WHAT IS ASKED: Set down, in full, every record in the block.

EXERCISE INPUTS:
*-*-*

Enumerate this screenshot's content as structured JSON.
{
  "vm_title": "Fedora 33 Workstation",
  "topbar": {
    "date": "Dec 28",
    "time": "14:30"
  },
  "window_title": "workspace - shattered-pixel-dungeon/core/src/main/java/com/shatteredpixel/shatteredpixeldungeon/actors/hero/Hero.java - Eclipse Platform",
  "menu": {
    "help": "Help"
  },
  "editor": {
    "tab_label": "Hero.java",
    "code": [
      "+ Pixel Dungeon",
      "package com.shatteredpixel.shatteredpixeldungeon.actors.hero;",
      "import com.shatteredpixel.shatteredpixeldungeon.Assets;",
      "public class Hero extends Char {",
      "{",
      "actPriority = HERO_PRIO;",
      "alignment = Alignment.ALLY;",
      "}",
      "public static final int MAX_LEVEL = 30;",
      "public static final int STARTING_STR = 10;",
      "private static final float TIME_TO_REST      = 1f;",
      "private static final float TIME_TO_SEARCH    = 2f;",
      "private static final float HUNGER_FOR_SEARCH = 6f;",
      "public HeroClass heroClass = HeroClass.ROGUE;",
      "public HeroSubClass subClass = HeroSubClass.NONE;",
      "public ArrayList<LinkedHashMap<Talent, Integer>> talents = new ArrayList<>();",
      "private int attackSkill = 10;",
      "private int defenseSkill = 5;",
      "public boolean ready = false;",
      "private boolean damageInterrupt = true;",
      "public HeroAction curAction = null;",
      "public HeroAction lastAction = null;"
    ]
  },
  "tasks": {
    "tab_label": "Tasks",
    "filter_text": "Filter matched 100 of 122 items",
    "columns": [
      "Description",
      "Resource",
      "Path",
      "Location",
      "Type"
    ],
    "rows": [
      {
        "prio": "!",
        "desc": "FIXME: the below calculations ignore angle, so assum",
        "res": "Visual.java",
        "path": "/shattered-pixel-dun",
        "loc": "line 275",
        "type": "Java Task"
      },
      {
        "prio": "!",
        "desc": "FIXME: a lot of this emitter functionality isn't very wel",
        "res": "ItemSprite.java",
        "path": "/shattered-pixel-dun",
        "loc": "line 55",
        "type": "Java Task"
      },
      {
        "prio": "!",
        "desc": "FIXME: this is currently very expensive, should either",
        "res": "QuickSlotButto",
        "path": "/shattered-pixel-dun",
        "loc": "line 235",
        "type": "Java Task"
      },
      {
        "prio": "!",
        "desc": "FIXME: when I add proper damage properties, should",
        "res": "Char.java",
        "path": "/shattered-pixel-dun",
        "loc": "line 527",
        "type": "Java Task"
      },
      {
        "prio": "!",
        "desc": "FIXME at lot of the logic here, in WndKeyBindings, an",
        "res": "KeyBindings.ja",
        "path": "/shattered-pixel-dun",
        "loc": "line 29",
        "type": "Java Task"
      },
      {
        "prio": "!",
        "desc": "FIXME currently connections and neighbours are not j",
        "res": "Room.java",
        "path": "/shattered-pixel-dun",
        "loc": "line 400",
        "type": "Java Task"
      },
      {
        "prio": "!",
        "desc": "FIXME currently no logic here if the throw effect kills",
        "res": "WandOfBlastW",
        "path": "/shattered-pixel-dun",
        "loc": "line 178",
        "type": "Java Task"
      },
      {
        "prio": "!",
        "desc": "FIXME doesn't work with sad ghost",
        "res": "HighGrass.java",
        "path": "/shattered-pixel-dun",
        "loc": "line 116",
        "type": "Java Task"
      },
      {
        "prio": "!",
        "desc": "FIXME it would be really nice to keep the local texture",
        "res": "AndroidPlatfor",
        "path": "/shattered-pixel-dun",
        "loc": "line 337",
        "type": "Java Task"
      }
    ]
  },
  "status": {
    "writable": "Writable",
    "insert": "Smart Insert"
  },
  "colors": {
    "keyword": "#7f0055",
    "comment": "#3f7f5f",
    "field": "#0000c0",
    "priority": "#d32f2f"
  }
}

*-*-*

OUTPUT OF THE EXERCISE:
Enumerate this screenshot's content as structured JSON.
{
  "vm_title": "Fedora 33 Workstation",
  "topbar": {
    "date": "Dec 28",
    "time": "14:30"
  },
  "window_title": "workspace - shattered-pixel-dungeon/core/src/main/java/com/shatteredpixel/shatteredpixeldungeon/actors/hero/Hero.java - Eclipse Platform",
  "menu": {
    "help": "Help"
  },
  "editor": {
    "tab_label": "Hero.java",
    "code": [
      "+ Pixel Dungeon",
      "package com.shatteredpixel.shatteredpixeldungeon.actors.hero;",
      "import com.shatteredpixel.shatteredpixeldungeon.Assets;",
      "public class Hero extends Char {",
      "{",
      "actPriority = HERO_PRIO;",
      "alignment = Alignment.ALLY;",
      "}",
      "public static final int MAX_LEVEL = 30;",
      "public static final int STARTING_STR = 10;",
      "private static final float TIME_TO_REST      = 1f;",
      "private static final float TIME_TO_SEARCH    = 2f;",
      "private static final float HUNGER_FOR_SEARCH = 6f;",
      "public HeroClass heroClass = HeroClass.ROGUE;",
      "public HeroSubClass subClass = HeroSubClass.NONE;",
      "public ArrayList<LinkedHashMap<Talent, Integer>> talents = new ArrayList<>();",
      "private int attackSkill = 10;",
      "private int defenseSkill = 5;",
      "public boolean ready = false;",
      "private boolean damageInterrupt = true;",
      "public HeroAction curAction = null;",
      "public HeroAction lastAction = null;"
    ]
  },
  "tasks": {
    "tab_label": "Tasks",
    "filter_text": "Filter matched 100 of 122 items",
    "columns": [
      "Description",
      "Resource",
      "Path",
      "Location",
      "Type"
    ],
    "rows": [
      {
        "prio": "!",
        "desc": "FIXME: the below calculations ignore angle, so assum",
        "res": "Visual.java",
        "path": "/shattered-pixel-dun",
        "loc": "line 275",
        "type": "Java Task"
      },
      {
        "prio": "!",
        "desc": "FIXME: a lot of this emitter functionality isn't very wel",
        "res": "ItemSprite.java",
        "path": "/shattered-pixel-dun",
        "loc": "line 55",
        "type": "Java Task"
      },
      {
        "prio": "!",
        "desc": "FIXME: this is currently very expensive, should either",
        "res": "QuickSlotButto",
        "path": "/shattered-pixel-dun",
        "loc": "line 235",
        "type": "Java Task"
      },
      {
        "prio": "!",
        "desc": "FIXME: when I add proper damage properties, should",
        "res": "Char.java",
        "path": "/shattered-pixel-dun",
        "loc": "line 527",
        "type": "Java Task"
      },
      {
        "prio": "!",
        "desc": "FIXME at lot of the logic here, in WndKeyBindings, an",
        "res": "KeyBindings.ja",
        "path": "/shattered-pixel-dun",
        "loc": "line 29",
        "type": "Java Task"
      },
      {
        "prio": "!",
        "desc": "FIXME currently connections and neighbours are not j",
        "res": "Room.java",
        "path": "/shattered-pixel-dun",
        "loc": "line 400",
        "type": "Java Task"
      },
      {
        "prio": "!",
        "desc": "FIXME currently no logic here if the throw effect kills",
        "res": "WandOfBlastW",
        "path": "/shattered-pixel-dun",
        "loc": "line 178",
        "type": "Java Task"
      },
      {
        "prio": "!",
        "desc": "FIXME doesn't work with sad ghost",
        "res": "HighGrass.java",
        "path": "/shattered-pixel-dun",
        "loc": "line 116",
        "type": "Java Task"
      },
      {
        "prio": "!",
        "desc": "FIXME it would be really nice to keep the local texture",
        "res": "AndroidPlatfor",
        "path": "/shattered-pixel-dun",
        "loc": "line 337",
        "type": "Java Task"
      }
    ]
  },
  "status": {
    "writable": "Writable",
    "insert": "Smart Insert"
  },
  "colors": {
    "keyword": "#7f0055",
    "comment": "#3f7f5f",
    "field": "#0000c0",
    "priority": "#d32f2f"
  }
}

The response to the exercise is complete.